_PROBLEM_:
Retype the complete listing exactly as it appears.

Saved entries
▼
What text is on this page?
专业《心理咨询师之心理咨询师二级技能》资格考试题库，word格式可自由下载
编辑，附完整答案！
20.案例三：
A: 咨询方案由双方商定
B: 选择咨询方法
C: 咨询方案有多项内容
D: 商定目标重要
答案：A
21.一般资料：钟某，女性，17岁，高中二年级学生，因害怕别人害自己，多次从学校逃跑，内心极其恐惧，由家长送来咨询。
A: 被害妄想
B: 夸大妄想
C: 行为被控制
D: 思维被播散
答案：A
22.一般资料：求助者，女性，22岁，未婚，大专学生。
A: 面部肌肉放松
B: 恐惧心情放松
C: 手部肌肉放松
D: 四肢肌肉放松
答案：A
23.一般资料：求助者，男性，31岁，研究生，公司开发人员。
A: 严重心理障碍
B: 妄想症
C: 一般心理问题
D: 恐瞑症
▲
_PROBLEM SOLUTION_:
What text is on this page?
专业《心理咨询师之心理咨询师二级技能》资格考试题库，word格式可自由下载
编辑，附完整答案！
20.案例三：
A: 咨询方案由双方商定
B: 选择咨询方法
C: 咨询方案有多项内容
D: 商定目标重要
答案：A
21.一般资料：钟某，女性，17岁，高中二年级学生，因害怕别人害自己，多次从学校逃跑，内心极其恐惧，由家长送来咨询。
A: 被害妄想
B: 夸大妄想
C: 行为被控制
D: 思维被播散
答案：A
22.一般资料：求助者，女性，22岁，未婚，大专学生。
A: 面部肌肉放松
B: 恐惧心情放松
C: 手部肌肉放松
D: 四肢肌肉放松
答案：A
23.一般资料：求助者，男性，31岁，研究生，公司开发人员。
A: 严重心理障碍
B: 妄想症
C: 一般心理问题
D: 恐瞑症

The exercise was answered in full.